◆ What the exercise asks
Print out the material that follows word for word.

◆ Information shown
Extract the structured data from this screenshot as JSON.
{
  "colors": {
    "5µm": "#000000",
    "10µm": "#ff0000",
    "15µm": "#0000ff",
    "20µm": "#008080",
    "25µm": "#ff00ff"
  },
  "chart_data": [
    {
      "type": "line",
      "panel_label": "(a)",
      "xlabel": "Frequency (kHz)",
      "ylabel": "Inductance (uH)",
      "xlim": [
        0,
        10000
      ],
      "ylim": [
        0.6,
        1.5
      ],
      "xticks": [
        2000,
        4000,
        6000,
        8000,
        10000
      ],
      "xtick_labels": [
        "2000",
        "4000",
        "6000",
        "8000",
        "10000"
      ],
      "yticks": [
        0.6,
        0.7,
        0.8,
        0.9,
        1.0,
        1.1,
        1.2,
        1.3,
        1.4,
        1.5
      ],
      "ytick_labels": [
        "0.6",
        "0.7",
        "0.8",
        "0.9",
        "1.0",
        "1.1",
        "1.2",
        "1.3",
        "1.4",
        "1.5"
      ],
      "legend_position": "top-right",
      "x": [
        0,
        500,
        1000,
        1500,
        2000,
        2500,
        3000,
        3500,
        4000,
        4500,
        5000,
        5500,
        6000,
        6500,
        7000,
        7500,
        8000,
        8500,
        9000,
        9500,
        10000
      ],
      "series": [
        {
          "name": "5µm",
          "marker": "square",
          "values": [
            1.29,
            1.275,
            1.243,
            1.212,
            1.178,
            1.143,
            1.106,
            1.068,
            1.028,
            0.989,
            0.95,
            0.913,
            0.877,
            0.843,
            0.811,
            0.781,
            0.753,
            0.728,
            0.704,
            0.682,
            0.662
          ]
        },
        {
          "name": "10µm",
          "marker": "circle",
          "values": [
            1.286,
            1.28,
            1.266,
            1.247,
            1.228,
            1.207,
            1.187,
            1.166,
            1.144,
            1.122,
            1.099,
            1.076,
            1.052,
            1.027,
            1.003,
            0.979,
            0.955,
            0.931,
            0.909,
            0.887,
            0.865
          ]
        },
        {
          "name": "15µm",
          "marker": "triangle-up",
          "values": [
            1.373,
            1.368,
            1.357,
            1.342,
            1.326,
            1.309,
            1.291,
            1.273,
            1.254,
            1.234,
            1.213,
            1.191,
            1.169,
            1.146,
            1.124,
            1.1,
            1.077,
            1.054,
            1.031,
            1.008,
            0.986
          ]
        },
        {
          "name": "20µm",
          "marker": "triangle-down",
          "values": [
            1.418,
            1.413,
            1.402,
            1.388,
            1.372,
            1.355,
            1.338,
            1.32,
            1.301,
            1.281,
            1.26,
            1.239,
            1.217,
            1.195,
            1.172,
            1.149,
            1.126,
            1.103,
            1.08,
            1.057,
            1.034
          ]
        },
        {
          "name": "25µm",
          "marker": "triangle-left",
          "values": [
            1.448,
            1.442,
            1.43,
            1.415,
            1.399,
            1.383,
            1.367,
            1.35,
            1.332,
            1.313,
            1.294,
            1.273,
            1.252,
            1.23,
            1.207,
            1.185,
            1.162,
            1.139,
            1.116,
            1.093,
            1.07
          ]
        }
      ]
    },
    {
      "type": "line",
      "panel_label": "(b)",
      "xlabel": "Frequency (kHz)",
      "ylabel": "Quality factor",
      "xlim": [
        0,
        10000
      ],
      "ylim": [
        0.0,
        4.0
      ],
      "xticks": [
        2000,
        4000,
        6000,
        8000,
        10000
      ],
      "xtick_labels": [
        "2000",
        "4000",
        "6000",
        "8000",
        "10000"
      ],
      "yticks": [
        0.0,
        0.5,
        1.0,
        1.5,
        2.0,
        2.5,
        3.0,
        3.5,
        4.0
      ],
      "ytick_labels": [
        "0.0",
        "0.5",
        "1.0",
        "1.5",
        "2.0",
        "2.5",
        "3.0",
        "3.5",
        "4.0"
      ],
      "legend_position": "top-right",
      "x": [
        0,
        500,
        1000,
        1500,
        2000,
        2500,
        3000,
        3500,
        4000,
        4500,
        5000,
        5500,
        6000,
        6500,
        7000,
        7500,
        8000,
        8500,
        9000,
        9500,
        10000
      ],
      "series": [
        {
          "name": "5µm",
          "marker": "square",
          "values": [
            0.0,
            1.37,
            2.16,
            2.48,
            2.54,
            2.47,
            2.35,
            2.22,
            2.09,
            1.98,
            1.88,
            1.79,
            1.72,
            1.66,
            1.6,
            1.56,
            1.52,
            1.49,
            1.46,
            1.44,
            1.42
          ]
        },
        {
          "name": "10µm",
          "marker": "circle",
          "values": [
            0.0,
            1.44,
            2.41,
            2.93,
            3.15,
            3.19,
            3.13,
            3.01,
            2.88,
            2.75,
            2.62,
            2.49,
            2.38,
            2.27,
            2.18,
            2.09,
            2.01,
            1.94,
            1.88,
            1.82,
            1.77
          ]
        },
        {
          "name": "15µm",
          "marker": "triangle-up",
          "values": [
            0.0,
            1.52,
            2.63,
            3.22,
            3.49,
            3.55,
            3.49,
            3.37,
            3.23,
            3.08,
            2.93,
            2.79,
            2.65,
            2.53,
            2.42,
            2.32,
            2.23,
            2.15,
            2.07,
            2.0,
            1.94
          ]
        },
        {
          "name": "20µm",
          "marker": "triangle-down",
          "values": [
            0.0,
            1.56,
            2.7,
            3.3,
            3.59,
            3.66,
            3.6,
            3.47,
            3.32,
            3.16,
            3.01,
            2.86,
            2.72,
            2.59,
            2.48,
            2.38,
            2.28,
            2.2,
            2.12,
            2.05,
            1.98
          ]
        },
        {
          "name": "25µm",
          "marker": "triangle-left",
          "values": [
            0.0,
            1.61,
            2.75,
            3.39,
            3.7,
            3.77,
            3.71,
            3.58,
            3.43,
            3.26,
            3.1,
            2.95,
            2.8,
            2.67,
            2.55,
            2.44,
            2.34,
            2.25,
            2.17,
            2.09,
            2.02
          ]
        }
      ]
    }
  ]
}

◆ Answer to this task
Extract the structured data from this screenshot as JSON.
{
  "colors": {
    "5µm": "#000000",
    "10µm": "#ff0000",
    "15µm": "#0000ff",
    "20µm": "#008080",
    "25µm": "#ff00ff"
  },
  "chart_data": [
    {
      "type": "line",
      "panel_label": "(a)",
      "xlabel": "Frequency (kHz)",
      "ylabel": "Inductance (uH)",
      "xlim": [
        0,
        10000
      ],
      "ylim": [
        0.6,
        1.5
      ],
      "xticks": [
        2000,
        4000,
        6000,
        8000,
        10000
      ],
      "xtick_labels": [
        "2000",
        "4000",
        "6000",
        "8000",
        "10000"
      ],
      "yticks": [
        0.6,
        0.7,
        0.8,
        0.9,
        1.0,
        1.1,
        1.2,
        1.3,
        1.4,
        1.5
      ],
      "ytick_labels": [
        "0.6",
        "0.7",
        "0.8",
        "0.9",
        "1.0",
        "1.1",
        "1.2",
        "1.3",
        "1.4",
        "1.5"
      ],
      "legend_position": "top-right",
      "x": [
        0,
        500,
        1000,
        1500,
        2000,
        2500,
        3000,
        3500,
        4000,
        4500,
        5000,
        5500,
        6000,
        6500,
        7000,
        7500,
        8000,
        8500,
        9000,
        9500,
        10000
      ],
      "series": [
        {
          "name": "5µm",
          "marker": "square",
          "values": [
            1.29,
            1.275,
            1.243,
            1.212,
            1.178,
            1.143,
            1.106,
            1.068,
            1.028,
            0.989,
            0.95,
            0.913,
            0.877,
            0.843,
            0.811,
            0.781,
            0.753,
            0.728,
            0.704,
            0.682,
            0.662
          ]
        },
        {
          "name": "10µm",
          "marker": "circle",
          "values": [
            1.286,
            1.28,
            1.266,
            1.247,
            1.228,
            1.207,
            1.187,
            1.166,
            1.144,
            1.122,
            1.099,
            1.076,
            1.052,
            1.027,
            1.003,
            0.979,
            0.955,
            0.931,
            0.909,
            0.887,
            0.865
          ]
        },
        {
          "name": "15µm",
          "marker": "triangle-up",
          "values": [
            1.373,
            1.368,
            1.357,
            1.342,
            1.326,
            1.309,
            1.291,
            1.273,
            1.254,
            1.234,
            1.213,
            1.191,
            1.169,
            1.146,
            1.124,
            1.1,
            1.077,
            1.054,
            1.031,
            1.008,
            0.986
          ]
        },
        {
          "name": "20µm",
          "marker": "triangle-down",
          "values": [
            1.418,
            1.413,
            1.402,
            1.388,
            1.372,
            1.355,
            1.338,
            1.32,
            1.301,
            1.281,
            1.26,
            1.239,
            1.217,
            1.195,
            1.172,
            1.149,
            1.126,
            1.103,
            1.08,
            1.057,
            1.034
          ]
        },
        {
          "name": "25µm",
          "marker": "triangle-left",
          "values": [
            1.448,
            1.442,
            1.43,
            1.415,
            1.399,
            1.383,
            1.367,
            1.35,
            1.332,
            1.313,
            1.294,
            1.273,
            1.252,
            1.23,
            1.207,
            1.185,
            1.162,
            1.139,
            1.116,
            1.093,
            1.07
          ]
        }
      ]
    },
    {
      "type": "line",
      "panel_label": "(b)",
      "xlabel": "Frequency (kHz)",
      "ylabel": "Quality factor",
      "xlim": [
        0,
        10000
      ],
      "ylim": [
        0.0,
        4.0
      ],
      "xticks": [
        2000,
        4000,
        6000,
        8000,
        10000
      ],
      "xtick_labels": [
        "2000",
        "4000",
        "6000",
        "8000",
        "10000"
      ],
      "yticks": [
        0.0,
        0.5,
        1.0,
        1.5,
        2.0,
        2.5,
        3.0,
        3.5,
        4.0
      ],
      "ytick_labels": [
        "0.0",
        "0.5",
        "1.0",
        "1.5",
        "2.0",
        "2.5",
        "3.0",
        "3.5",
        "4.0"
      ],
      "legend_position": "top-right",
      "x": [
        0,
        500,
        1000,
        1500,
        2000,
        2500,
        3000,
        3500,
        4000,
        4500,
        5000,
        5500,
        6000,
        6500,
        7000,
        7500,
        8000,
        8500,
        9000,
        9500,
        10000
      ],
      "series": [
        {
          "name": "5µm",
          "marker": "square",
          "values": [
            0.0,
            1.37,
            2.16,
            2.48,
            2.54,
            2.47,
            2.35,
            2.22,
            2.09,
            1.98,
            1.88,
            1.79,
            1.72,
            1.66,
            1.6,
            1.56,
            1.52,
            1.49,
            1.46,
            1.44,
            1.42
          ]
        },
        {
          "name": "10µm",
          "marker": "circle",
          "values": [
            0.0,
            1.44,
            2.41,
            2.93,
            3.15,
            3.19,
            3.13,
            3.01,
            2.88,
            2.75,
            2.62,
            2.49,
            2.38,
            2.27,
            2.18,
            2.09,
            2.01,
            1.94,
            1.88,
            1.82,
            1.77
          ]
        },
        {
          "name": "15µm",
          "marker": "triangle-up",
          "values": [
            0.0,
            1.52,
            2.63,
            3.22,
            3.49,
            3.55,
            3.49,
            3.37,
            3.23,
            3.08,
            2.93,
            2.79,
            2.65,
            2.53,
            2.42,
            2.32,
            2.23,
            2.15,
            2.07,
            2.0,
            1.94
          ]
        },
        {
          "name": "20µm",
          "marker": "triangle-down",
          "values": [
            0.0,
            1.56,
            2.7,
            3.3,
            3.59,
            3.66,
            3.6,
            3.47,
            3.32,
            3.16,
            3.01,
            2.86,
            2.72,
            2.59,
            2.48,
            2.38,
            2.28,
            2.2,
            2.12,
            2.05,
            1.98
          ]
        },
        {
          "name": "25µm",
          "marker": "triangle-left",
          "values": [
            0.0,
            1.61,
            2.75,
            3.39,
            3.7,
            3.77,
            3.71,
            3.58,
            3.43,
            3.26,
            3.1,
            2.95,
            2.8,
            2.67,
            2.55,
            2.44,
            2.34,
            2.25,
            2.17,
            2.09,
            2.02
          ]
        }
      ]
    }
  ]
}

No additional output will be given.